Goal »
Gather each line of the records where "eutectic" appears.

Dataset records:
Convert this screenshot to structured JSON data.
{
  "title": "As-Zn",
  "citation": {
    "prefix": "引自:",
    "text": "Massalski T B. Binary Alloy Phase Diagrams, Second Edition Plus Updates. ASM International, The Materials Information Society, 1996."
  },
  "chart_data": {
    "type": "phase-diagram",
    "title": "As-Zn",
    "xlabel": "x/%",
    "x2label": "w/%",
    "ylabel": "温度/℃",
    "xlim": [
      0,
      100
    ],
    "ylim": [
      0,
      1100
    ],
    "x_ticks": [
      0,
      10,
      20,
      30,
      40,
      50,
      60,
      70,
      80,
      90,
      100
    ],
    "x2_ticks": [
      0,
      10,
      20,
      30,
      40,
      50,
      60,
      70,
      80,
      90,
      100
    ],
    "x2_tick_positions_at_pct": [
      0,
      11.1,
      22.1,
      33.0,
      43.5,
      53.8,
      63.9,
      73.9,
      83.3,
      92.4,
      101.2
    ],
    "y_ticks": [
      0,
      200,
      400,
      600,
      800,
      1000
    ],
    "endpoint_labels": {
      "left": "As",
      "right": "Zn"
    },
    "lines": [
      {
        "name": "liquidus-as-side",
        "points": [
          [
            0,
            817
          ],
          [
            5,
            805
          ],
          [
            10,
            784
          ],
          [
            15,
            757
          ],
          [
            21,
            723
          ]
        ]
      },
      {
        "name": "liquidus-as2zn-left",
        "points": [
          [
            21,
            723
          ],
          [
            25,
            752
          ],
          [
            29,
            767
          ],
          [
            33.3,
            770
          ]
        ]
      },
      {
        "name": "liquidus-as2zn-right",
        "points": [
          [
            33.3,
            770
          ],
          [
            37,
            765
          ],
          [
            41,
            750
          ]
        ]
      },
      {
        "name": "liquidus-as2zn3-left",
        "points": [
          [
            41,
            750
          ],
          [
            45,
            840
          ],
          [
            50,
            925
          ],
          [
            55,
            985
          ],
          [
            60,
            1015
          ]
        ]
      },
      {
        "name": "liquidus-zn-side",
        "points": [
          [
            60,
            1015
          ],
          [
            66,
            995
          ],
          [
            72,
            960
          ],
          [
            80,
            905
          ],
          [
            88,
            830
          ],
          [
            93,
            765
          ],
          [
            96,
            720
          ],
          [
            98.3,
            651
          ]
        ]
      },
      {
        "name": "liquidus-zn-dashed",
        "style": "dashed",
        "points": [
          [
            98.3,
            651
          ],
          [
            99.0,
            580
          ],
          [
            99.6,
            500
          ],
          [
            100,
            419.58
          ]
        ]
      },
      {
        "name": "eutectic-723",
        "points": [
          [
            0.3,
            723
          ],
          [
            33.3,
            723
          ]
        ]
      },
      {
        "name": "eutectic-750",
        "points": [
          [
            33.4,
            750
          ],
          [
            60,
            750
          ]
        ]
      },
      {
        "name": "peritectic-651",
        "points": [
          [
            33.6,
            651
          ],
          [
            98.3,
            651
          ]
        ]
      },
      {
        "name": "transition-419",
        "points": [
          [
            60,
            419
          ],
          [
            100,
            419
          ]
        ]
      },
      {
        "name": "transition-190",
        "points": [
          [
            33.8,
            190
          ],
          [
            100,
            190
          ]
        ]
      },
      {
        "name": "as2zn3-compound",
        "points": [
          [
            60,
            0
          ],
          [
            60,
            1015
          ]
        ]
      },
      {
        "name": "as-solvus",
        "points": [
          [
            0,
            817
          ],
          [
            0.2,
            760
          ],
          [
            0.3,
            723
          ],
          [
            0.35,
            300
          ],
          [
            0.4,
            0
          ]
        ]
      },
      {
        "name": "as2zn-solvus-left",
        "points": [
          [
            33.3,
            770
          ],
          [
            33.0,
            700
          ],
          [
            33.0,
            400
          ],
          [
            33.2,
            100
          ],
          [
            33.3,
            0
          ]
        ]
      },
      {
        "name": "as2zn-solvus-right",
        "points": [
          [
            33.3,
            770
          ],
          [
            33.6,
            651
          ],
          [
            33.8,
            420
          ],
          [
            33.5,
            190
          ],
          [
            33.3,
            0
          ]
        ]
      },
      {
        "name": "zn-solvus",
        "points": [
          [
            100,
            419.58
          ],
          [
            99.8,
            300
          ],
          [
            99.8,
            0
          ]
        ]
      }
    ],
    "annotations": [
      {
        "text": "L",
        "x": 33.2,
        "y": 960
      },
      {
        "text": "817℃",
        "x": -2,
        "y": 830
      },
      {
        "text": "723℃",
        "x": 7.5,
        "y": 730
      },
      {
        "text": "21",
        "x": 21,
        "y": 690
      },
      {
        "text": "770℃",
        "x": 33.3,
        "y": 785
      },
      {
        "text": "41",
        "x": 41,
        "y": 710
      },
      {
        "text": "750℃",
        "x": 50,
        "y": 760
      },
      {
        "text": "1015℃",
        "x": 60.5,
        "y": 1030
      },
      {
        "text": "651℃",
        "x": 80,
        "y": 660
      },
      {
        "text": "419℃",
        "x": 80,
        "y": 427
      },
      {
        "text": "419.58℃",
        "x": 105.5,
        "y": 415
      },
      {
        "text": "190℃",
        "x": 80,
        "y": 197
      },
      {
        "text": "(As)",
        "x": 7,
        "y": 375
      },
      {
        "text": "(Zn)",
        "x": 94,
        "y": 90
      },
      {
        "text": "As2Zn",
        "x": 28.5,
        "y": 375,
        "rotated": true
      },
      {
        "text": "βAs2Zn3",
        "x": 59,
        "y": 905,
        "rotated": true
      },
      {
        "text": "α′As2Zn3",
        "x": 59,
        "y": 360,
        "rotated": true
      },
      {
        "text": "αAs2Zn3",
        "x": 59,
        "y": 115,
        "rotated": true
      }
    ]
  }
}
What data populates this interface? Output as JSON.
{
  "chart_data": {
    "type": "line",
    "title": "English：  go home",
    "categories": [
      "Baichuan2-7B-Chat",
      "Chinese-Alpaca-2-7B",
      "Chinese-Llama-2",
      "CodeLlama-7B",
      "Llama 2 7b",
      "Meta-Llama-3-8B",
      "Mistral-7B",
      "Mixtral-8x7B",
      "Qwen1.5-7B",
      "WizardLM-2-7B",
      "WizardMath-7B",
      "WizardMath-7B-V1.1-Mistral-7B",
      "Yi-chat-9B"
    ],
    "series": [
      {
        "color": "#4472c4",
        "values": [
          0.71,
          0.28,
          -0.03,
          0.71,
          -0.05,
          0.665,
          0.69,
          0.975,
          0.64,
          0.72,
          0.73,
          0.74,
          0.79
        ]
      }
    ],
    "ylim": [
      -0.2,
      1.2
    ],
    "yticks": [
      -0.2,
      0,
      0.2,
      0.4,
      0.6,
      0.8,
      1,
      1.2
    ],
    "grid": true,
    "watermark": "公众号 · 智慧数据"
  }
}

Answer in full »
        "name": "eutectic-723",
        "name": "eutectic-750",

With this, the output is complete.